Work to be completed
Check each line of the records for "Planung"; collect those that have it.

BEGIN Input records

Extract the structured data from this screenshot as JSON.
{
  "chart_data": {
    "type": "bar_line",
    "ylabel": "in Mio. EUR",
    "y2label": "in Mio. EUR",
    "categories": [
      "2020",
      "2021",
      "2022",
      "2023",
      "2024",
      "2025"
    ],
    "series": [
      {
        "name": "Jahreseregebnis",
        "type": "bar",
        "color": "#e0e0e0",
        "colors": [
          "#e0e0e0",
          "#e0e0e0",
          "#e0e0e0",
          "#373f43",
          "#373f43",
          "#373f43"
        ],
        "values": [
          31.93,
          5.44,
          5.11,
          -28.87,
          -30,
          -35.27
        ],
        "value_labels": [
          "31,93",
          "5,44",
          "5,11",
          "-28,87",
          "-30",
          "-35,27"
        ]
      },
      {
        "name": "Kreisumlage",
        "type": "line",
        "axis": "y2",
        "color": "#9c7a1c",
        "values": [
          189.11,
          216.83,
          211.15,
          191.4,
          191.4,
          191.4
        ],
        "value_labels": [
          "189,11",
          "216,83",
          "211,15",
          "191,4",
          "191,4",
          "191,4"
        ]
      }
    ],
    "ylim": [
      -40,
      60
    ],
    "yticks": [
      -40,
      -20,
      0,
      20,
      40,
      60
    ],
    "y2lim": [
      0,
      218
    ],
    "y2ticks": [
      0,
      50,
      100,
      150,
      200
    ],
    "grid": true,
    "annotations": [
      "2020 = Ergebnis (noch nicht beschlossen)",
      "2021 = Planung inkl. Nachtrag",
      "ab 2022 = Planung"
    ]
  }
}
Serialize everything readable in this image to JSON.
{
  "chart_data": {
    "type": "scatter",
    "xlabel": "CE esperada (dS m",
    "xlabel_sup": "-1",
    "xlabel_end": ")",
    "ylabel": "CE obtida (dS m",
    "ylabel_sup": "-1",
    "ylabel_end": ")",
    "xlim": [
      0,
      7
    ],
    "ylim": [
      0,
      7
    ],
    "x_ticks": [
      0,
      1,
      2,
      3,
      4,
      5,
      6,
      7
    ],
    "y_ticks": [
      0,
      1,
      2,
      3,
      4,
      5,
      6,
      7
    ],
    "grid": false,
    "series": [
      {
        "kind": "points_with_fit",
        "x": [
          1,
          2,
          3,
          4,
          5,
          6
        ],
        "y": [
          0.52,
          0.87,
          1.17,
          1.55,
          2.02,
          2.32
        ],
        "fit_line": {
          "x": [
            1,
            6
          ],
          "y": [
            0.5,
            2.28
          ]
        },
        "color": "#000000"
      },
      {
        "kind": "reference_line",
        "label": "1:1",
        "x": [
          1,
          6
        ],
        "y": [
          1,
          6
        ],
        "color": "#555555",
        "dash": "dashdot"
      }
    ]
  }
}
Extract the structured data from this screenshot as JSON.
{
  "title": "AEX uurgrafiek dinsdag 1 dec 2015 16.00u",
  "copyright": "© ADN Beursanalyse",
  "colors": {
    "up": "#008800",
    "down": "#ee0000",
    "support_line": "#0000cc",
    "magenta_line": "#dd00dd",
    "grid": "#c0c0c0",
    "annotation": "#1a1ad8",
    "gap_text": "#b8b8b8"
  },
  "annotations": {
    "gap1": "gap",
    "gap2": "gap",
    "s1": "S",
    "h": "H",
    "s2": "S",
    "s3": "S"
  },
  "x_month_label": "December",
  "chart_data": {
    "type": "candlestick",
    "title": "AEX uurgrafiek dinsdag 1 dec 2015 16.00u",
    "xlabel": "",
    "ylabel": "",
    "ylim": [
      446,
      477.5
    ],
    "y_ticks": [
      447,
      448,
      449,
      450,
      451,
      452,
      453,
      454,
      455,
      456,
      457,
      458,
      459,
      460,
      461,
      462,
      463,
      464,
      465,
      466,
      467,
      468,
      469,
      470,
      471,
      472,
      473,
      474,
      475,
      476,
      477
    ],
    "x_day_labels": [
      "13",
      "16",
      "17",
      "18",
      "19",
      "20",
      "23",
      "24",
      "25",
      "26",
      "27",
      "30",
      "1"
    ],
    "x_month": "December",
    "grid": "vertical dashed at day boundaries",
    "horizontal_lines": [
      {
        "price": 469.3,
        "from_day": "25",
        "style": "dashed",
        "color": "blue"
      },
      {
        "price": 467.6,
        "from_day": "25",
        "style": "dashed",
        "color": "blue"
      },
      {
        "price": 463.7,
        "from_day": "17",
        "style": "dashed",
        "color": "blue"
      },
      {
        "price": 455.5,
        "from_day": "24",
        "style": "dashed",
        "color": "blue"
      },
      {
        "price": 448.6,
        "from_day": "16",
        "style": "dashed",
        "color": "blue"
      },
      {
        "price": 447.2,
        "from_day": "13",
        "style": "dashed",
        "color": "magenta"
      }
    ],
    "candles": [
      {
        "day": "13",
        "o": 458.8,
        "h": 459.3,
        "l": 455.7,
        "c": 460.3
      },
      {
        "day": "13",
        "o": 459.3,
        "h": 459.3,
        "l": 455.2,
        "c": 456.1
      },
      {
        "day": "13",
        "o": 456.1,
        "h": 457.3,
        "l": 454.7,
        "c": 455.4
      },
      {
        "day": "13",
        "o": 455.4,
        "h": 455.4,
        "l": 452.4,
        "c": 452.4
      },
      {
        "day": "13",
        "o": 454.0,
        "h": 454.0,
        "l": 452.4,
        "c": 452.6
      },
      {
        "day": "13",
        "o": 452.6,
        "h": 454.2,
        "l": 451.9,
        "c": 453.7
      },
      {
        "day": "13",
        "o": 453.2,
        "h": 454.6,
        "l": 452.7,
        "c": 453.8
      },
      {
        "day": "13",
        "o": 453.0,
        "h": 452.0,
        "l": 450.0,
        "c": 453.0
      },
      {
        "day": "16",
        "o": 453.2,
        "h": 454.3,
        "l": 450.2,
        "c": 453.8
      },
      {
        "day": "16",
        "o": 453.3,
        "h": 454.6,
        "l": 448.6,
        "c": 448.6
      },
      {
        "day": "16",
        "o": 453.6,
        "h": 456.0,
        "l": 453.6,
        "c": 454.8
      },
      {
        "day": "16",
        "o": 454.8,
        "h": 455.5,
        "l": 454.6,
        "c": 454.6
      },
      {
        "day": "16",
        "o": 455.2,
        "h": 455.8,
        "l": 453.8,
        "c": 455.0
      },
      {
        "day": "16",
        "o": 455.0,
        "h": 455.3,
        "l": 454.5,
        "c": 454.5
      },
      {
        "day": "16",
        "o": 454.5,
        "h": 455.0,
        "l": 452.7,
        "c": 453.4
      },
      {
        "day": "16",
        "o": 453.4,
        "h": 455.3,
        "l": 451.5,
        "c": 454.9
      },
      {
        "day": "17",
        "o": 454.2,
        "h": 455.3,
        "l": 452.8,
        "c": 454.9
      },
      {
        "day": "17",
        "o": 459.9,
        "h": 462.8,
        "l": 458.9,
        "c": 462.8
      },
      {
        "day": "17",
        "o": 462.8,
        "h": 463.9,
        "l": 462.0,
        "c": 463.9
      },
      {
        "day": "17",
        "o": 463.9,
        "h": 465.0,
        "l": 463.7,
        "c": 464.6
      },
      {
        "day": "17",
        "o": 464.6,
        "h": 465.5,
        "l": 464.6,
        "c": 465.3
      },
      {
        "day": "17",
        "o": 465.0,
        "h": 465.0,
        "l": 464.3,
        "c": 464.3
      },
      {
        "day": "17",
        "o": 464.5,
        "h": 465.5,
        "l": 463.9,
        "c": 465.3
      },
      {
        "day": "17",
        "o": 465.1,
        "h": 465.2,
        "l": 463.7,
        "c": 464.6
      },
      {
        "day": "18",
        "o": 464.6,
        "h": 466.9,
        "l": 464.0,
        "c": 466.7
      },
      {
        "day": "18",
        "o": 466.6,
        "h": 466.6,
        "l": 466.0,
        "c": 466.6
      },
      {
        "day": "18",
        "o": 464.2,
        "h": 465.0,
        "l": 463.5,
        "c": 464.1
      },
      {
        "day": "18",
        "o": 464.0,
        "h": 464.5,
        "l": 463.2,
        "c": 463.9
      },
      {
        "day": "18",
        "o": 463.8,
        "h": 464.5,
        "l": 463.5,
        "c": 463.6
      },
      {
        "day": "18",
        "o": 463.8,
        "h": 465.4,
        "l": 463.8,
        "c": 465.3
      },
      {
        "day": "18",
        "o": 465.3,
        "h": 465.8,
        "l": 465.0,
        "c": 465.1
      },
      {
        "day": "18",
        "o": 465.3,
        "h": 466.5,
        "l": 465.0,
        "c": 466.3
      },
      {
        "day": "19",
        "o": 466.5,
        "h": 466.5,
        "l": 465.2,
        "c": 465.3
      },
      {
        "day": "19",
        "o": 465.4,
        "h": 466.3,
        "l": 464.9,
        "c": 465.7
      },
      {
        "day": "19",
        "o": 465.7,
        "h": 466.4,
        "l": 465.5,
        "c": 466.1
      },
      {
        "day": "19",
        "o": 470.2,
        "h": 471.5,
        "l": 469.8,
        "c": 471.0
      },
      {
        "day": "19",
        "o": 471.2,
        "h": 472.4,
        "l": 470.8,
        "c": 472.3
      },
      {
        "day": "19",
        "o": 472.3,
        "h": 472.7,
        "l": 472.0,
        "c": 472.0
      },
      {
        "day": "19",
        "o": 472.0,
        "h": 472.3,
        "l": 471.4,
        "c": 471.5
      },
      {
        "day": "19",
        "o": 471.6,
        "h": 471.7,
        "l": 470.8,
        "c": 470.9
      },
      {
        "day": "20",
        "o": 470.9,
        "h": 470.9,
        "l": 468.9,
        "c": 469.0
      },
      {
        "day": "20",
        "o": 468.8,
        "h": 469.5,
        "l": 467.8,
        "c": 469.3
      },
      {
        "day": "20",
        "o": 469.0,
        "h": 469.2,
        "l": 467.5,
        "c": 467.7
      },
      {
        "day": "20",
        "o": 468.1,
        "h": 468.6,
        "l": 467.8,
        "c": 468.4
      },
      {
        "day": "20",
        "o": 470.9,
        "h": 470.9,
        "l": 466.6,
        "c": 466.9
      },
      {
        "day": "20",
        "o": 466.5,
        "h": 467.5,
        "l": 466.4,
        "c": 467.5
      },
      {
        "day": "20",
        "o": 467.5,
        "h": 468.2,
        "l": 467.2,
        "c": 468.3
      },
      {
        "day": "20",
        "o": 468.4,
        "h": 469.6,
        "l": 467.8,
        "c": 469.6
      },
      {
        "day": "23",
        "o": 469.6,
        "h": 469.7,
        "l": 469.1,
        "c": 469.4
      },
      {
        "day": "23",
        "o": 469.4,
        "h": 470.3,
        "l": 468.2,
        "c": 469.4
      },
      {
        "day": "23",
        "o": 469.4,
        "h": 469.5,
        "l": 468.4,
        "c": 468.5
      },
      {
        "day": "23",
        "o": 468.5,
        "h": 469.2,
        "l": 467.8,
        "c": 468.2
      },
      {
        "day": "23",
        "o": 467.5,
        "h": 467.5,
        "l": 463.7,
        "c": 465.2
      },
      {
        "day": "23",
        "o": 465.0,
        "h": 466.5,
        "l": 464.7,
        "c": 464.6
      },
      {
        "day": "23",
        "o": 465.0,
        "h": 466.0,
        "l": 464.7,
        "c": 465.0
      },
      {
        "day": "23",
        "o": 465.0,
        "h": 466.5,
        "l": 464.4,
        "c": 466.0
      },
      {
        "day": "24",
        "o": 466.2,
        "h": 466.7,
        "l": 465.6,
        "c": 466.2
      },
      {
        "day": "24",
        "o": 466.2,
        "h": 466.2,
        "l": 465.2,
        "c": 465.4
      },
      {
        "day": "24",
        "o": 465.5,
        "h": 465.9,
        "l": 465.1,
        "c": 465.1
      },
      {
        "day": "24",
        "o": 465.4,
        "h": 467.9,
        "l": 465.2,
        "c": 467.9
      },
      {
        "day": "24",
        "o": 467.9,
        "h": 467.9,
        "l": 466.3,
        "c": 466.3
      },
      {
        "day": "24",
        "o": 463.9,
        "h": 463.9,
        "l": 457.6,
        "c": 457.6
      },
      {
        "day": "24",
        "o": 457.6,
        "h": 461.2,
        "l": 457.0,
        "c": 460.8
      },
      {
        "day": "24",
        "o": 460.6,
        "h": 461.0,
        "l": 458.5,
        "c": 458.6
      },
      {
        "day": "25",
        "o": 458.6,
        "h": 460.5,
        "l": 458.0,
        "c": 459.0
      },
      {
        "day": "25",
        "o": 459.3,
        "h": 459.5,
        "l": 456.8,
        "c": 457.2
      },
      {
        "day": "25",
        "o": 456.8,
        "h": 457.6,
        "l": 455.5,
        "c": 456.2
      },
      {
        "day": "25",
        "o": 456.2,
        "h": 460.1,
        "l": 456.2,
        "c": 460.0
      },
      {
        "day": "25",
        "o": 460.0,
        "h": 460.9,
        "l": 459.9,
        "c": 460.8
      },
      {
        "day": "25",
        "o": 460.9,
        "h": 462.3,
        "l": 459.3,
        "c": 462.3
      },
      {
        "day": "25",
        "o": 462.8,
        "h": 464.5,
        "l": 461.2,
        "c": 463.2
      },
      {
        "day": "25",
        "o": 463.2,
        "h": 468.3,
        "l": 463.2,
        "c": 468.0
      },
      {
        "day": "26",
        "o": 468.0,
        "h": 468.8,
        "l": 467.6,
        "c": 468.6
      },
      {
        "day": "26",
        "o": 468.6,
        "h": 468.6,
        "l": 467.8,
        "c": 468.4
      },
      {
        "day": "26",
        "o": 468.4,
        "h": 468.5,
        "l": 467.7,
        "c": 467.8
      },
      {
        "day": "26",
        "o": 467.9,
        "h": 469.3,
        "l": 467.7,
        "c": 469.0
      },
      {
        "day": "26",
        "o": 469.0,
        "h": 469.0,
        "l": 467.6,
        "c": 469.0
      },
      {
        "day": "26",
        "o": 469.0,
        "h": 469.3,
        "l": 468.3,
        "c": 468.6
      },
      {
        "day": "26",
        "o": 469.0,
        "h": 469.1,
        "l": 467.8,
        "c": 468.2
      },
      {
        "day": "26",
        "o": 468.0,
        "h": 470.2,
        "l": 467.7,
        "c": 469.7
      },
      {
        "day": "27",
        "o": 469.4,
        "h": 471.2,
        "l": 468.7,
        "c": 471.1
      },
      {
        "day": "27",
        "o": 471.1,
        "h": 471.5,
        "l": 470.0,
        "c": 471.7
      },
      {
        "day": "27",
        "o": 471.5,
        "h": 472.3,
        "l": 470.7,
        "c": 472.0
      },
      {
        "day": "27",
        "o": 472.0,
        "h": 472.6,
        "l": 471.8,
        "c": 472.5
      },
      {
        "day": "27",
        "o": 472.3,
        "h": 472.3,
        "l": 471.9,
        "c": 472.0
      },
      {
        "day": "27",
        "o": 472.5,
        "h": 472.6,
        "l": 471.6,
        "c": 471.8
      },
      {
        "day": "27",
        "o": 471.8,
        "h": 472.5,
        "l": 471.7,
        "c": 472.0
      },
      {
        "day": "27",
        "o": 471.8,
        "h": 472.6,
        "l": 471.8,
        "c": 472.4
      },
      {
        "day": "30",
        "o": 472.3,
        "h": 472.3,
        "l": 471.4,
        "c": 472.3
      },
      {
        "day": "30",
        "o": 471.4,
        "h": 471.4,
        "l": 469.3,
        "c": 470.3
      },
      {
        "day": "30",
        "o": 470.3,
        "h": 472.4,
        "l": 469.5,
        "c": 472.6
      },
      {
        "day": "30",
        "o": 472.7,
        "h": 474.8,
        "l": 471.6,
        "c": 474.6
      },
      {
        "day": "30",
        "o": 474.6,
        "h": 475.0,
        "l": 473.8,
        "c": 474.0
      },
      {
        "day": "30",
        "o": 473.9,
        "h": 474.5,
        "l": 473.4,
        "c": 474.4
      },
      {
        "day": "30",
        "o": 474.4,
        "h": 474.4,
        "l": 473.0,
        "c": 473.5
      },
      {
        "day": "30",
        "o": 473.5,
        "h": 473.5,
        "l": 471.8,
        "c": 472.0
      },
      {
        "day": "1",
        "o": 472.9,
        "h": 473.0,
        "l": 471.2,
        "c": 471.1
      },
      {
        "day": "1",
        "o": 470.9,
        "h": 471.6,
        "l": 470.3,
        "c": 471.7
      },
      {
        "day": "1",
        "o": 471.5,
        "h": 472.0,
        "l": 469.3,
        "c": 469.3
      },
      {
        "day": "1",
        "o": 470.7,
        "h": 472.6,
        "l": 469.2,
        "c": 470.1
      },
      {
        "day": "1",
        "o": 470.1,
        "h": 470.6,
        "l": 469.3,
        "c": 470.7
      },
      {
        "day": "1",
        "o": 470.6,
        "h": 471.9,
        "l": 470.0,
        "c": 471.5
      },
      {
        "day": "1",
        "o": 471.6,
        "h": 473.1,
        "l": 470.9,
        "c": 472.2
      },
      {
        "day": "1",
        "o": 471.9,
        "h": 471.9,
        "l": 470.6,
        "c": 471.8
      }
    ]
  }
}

END Input records

Reply to the exercise
      "2021 = Planung inkl. Nachtrag",
      "ab 2022 = Planung"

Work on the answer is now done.